(Extracts from a graphics dataset)
— START —

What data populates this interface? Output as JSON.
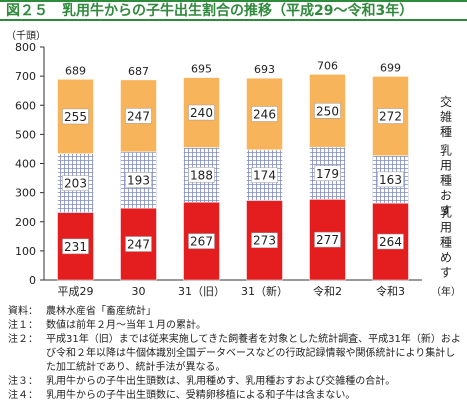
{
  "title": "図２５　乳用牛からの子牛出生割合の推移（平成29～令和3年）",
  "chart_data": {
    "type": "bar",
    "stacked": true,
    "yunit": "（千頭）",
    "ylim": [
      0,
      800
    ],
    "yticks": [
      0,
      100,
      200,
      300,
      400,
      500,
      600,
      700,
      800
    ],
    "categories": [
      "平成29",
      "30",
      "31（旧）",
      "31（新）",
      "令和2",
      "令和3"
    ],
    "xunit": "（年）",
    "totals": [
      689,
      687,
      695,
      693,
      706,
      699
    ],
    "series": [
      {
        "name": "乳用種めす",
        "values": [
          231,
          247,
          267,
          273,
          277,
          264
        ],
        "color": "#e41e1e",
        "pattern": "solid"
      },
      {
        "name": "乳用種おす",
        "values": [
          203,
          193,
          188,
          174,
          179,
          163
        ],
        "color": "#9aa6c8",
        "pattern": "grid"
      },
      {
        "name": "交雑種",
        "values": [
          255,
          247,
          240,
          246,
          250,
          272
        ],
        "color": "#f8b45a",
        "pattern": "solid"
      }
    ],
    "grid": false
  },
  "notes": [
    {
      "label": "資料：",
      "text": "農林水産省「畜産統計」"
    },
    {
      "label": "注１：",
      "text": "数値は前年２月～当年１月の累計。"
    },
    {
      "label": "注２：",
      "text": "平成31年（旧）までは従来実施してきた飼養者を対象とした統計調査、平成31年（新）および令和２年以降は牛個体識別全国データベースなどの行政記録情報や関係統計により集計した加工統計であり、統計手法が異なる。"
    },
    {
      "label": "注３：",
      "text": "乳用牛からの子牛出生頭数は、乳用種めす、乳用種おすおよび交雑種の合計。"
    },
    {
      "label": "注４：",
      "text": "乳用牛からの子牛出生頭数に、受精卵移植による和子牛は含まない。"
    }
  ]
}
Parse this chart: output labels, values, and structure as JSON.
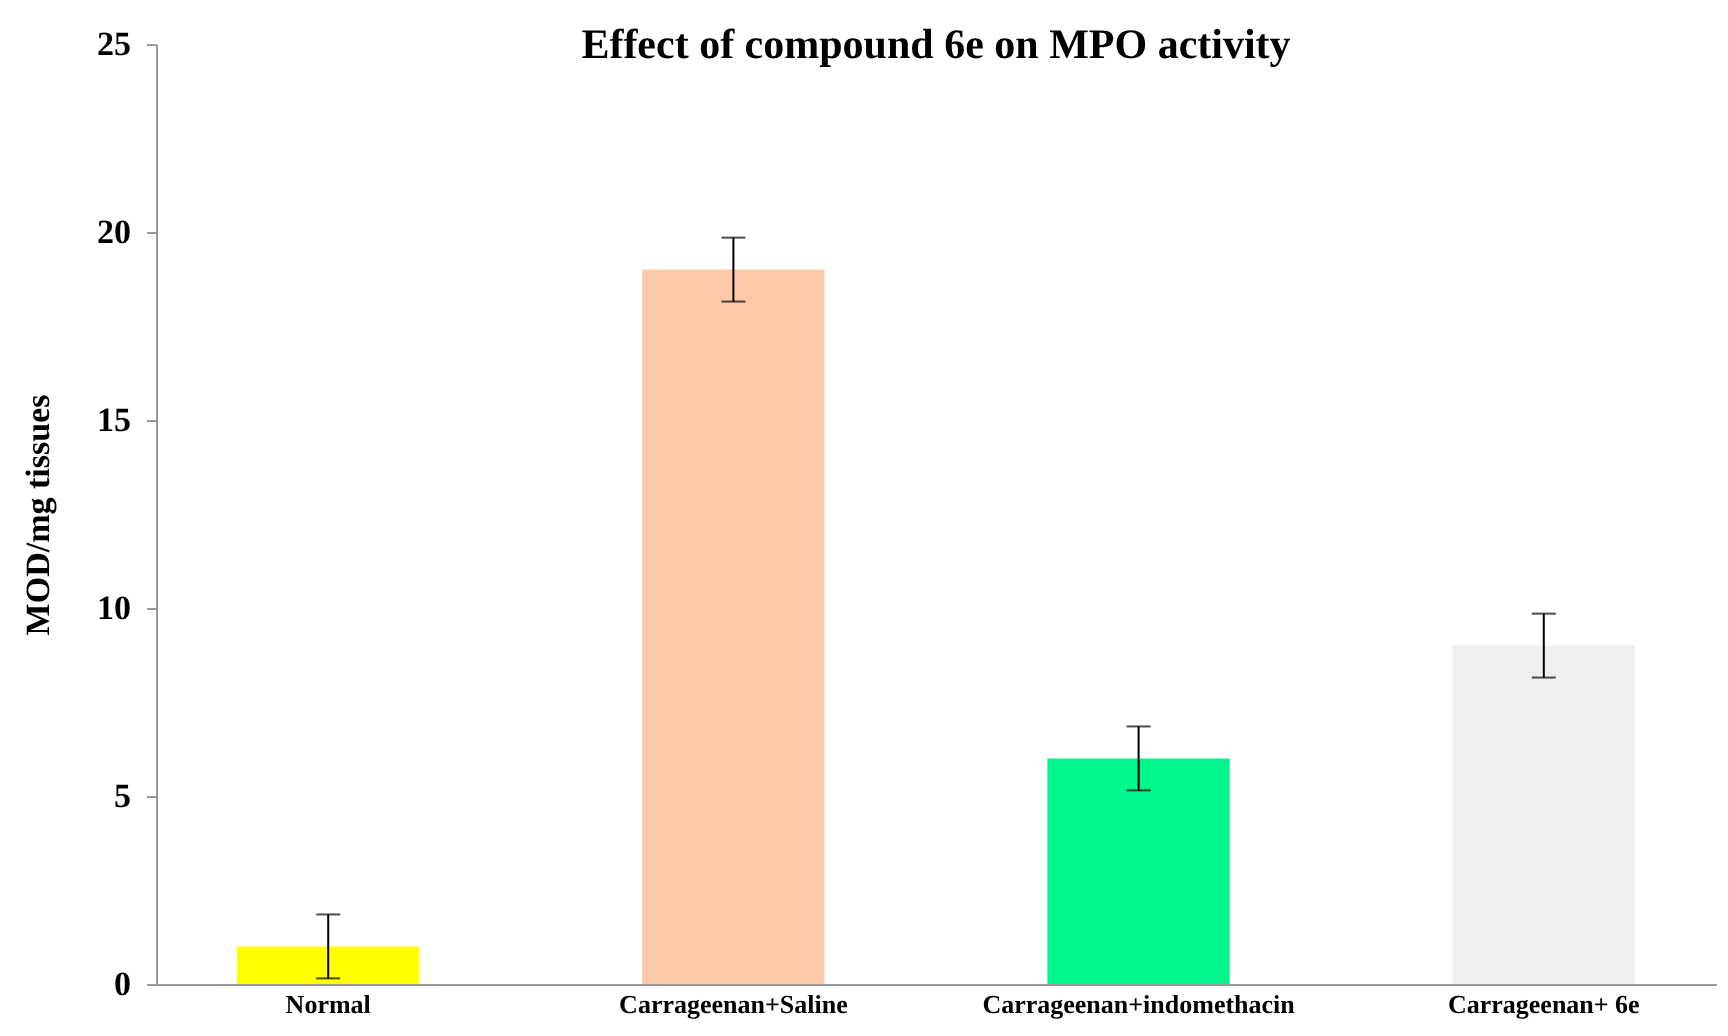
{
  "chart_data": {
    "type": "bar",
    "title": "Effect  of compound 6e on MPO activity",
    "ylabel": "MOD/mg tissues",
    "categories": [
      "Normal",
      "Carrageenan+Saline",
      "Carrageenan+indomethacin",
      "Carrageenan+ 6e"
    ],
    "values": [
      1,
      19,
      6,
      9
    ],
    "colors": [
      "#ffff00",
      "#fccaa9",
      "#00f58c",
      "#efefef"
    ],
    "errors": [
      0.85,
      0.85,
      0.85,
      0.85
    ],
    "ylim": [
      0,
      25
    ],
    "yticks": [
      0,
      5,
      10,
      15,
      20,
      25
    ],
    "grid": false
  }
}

— END —

§ **Task to carry out**:
Excluding the pictures, restate the records above word for word.

§ **Full answer**:
What data populates this interface? Output as JSON.
{
  "title": "図２５　乳用牛からの子牛出生割合の推移（平成29～令和3年）",
  "chart_data": {
    "type": "bar",
    "stacked": true,
    "yunit": "（千頭）",
    "ylim": [
      0,
      800
    ],
    "yticks": [
      0,
      100,
      200,
      300,
      400,
      500,
      600,
      700,
      800
    ],
    "categories": [
      "平成29",
      "30",
      "31（旧）",
      "31（新）",
      "令和2",
      "令和3"
    ],
    "xunit": "（年）",
    "totals": [
      689,
      687,
      695,
      693,
      706,
      699
    ],
    "series": [
      {
        "name": "乳用種めす",
        "values": [
          231,
          247,
          267,
          273,
          277,
          264
        ],
        "color": "#e41e1e",
        "pattern": "solid"
      },
      {
        "name": "乳用種おす",
        "values": [
          203,
          193,
          188,
          174,
          179,
          163
        ],
        "color": "#9aa6c8",
        "pattern": "grid"
      },
      {
        "name": "交雑種",
        "values": [
          255,
          247,
          240,
          246,
          250,
          272
        ],
        "color": "#f8b45a",
        "pattern": "solid"
      }
    ],
    "grid": false
  },
  "notes": [
    {
      "label": "資料：",
      "text": "農林水産省「畜産統計」"
    },
    {
      "label": "注１：",
      "text": "数値は前年２月～当年１月の累計。"
    },
    {
      "label": "注２：",
      "text": "平成31年（旧）までは従来実施してきた飼養者を対象とした統計調査、平成31年（新）および令和２年以降は牛個体識別全国データベースなどの行政記録情報や関係統計により集計した加工統計であり、統計手法が異なる。"
    },
    {
      "label": "注３：",
      "text": "乳用牛からの子牛出生頭数は、乳用種めす、乳用種おすおよび交雑種の合計。"
    },
    {
      "label": "注４：",
      "text": "乳用牛からの子牛出生頭数に、受精卵移植による和子牛は含まない。"
    }
  ]
}
Parse this chart: output labels, values, and structure as JSON.
{
  "chart_data": {
    "type": "bar",
    "title": "Effect  of compound 6e on MPO activity",
    "ylabel": "MOD/mg tissues",
    "categories": [
      "Normal",
      "Carrageenan+Saline",
      "Carrageenan+indomethacin",
      "Carrageenan+ 6e"
    ],
    "values": [
      1,
      19,
      6,
      9
    ],
    "colors": [
      "#ffff00",
      "#fccaa9",
      "#00f58c",
      "#efefef"
    ],
    "errors": [
      0.85,
      0.85,
      0.85,
      0.85
    ],
    "ylim": [
      0,
      25
    ],
    "yticks": [
      0,
      5,
      10,
      15,
      20,
      25
    ],
    "grid": false
  }
}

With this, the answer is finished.